Objective:
Reproduce only the lines that begin at the line with "Transcribe this image's" and run to the end of the entries; omit every picture.

Listing:

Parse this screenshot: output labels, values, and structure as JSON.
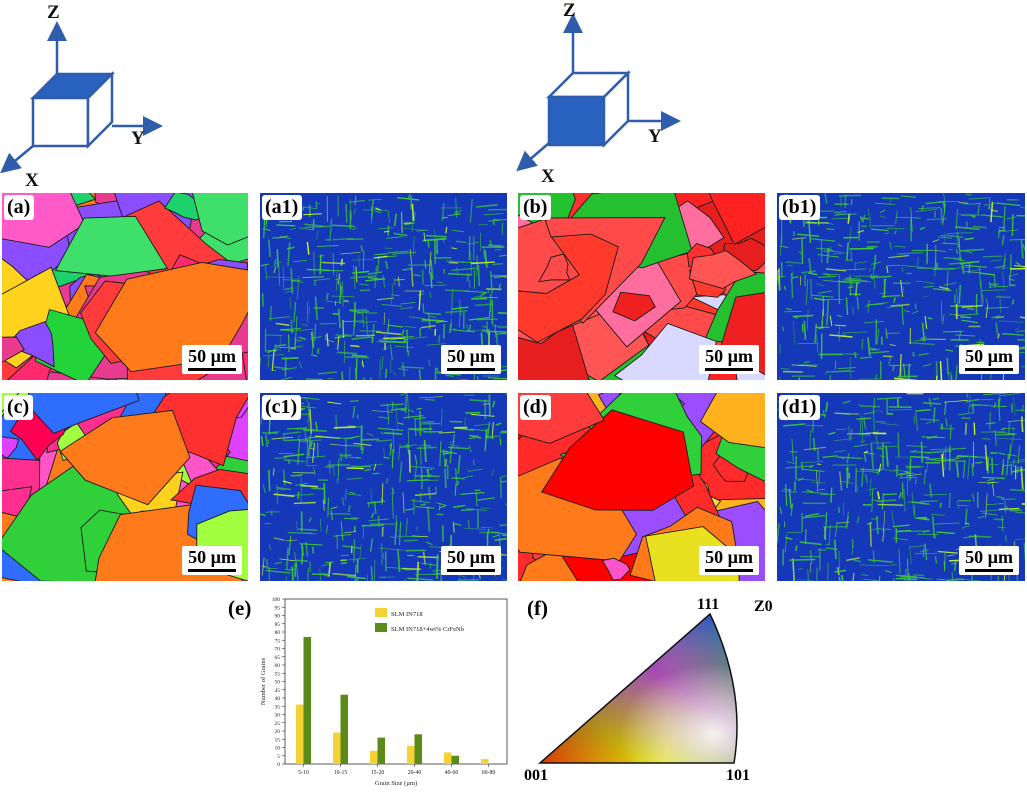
{
  "axes_left": {
    "z": "Z",
    "y": "Y",
    "x": "X"
  },
  "axes_right": {
    "z": "Z",
    "y": "Y",
    "x": "X"
  },
  "panels": [
    {
      "label": "(a)",
      "scale": "50 µm",
      "kind": "ipf-map"
    },
    {
      "label": "(a1)",
      "scale": "50 µm",
      "kind": "kam-map"
    },
    {
      "label": "(b)",
      "scale": "50 µm",
      "kind": "ipf-map"
    },
    {
      "label": "(b1)",
      "scale": "50 µm",
      "kind": "kam-map"
    },
    {
      "label": "(c)",
      "scale": "50 µm",
      "kind": "ipf-map"
    },
    {
      "label": "(c1)",
      "scale": "50 µm",
      "kind": "kam-map"
    },
    {
      "label": "(d)",
      "scale": "50 µm",
      "kind": "ipf-map"
    },
    {
      "label": "(d1)",
      "scale": "50 µm",
      "kind": "kam-map"
    }
  ],
  "panel_e_label": "(e)",
  "panel_f_label": "(f)",
  "ipf": {
    "corner_111": "111",
    "corner_001": "001",
    "corner_101": "101",
    "ref": "Z0"
  },
  "chart_data": {
    "type": "bar",
    "categories": [
      "5-10",
      "10-15",
      "15-20",
      "20-40",
      "40-60",
      "60-80"
    ],
    "series": [
      {
        "name": "SLM IN718",
        "color": "#f5d234",
        "values": [
          36,
          19,
          8,
          11,
          7,
          3
        ]
      },
      {
        "name": "SLM IN718+4wt% CrFeNb",
        "color": "#5a8a1a",
        "values": [
          77,
          42,
          16,
          18,
          5,
          0
        ]
      }
    ],
    "xlabel": "Grain Size (µm)",
    "ylabel": "Number of Grains",
    "ylim": [
      0,
      100
    ],
    "yticks": [
      "0",
      "5",
      "10",
      "15",
      "20",
      "25",
      "30",
      "35",
      "40",
      "45",
      "50",
      "55",
      "60",
      "65",
      "70",
      "75",
      "80",
      "85",
      "90",
      "95",
      "100"
    ],
    "legend_position": "top-right"
  }
}
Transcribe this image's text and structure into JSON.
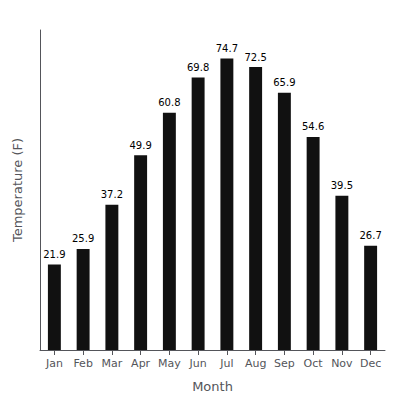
{
  "chart_data": {
    "type": "bar",
    "categories": [
      "Jan",
      "Feb",
      "Mar",
      "Apr",
      "May",
      "Jun",
      "Jul",
      "Aug",
      "Sep",
      "Oct",
      "Nov",
      "Dec"
    ],
    "values": [
      21.9,
      25.9,
      37.2,
      49.9,
      60.8,
      69.8,
      74.7,
      72.5,
      65.9,
      54.6,
      39.5,
      26.7
    ],
    "color": "#111111",
    "xlabel": "Month",
    "ylabel": "Temperature (F)",
    "ylim": [
      0,
      82
    ],
    "yticks": [],
    "grid": false,
    "data_labels": true,
    "tick_labels": "x"
  }
}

Worked answer:
Transcribe this image's text and structure into JSON.
{
  "chart_data": {
    "type": "bar",
    "categories": [
      "Jan",
      "Feb",
      "Mar",
      "Apr",
      "May",
      "Jun",
      "Jul",
      "Aug",
      "Sep",
      "Oct",
      "Nov",
      "Dec"
    ],
    "values": [
      21.9,
      25.9,
      37.2,
      49.9,
      60.8,
      69.8,
      74.7,
      72.5,
      65.9,
      54.6,
      39.5,
      26.7
    ],
    "color": "#111111",
    "xlabel": "Month",
    "ylabel": "Temperature (F)",
    "ylim": [
      0,
      82
    ],
    "yticks": [],
    "grid": false,
    "data_labels": true,
    "tick_labels": "x"
  }
}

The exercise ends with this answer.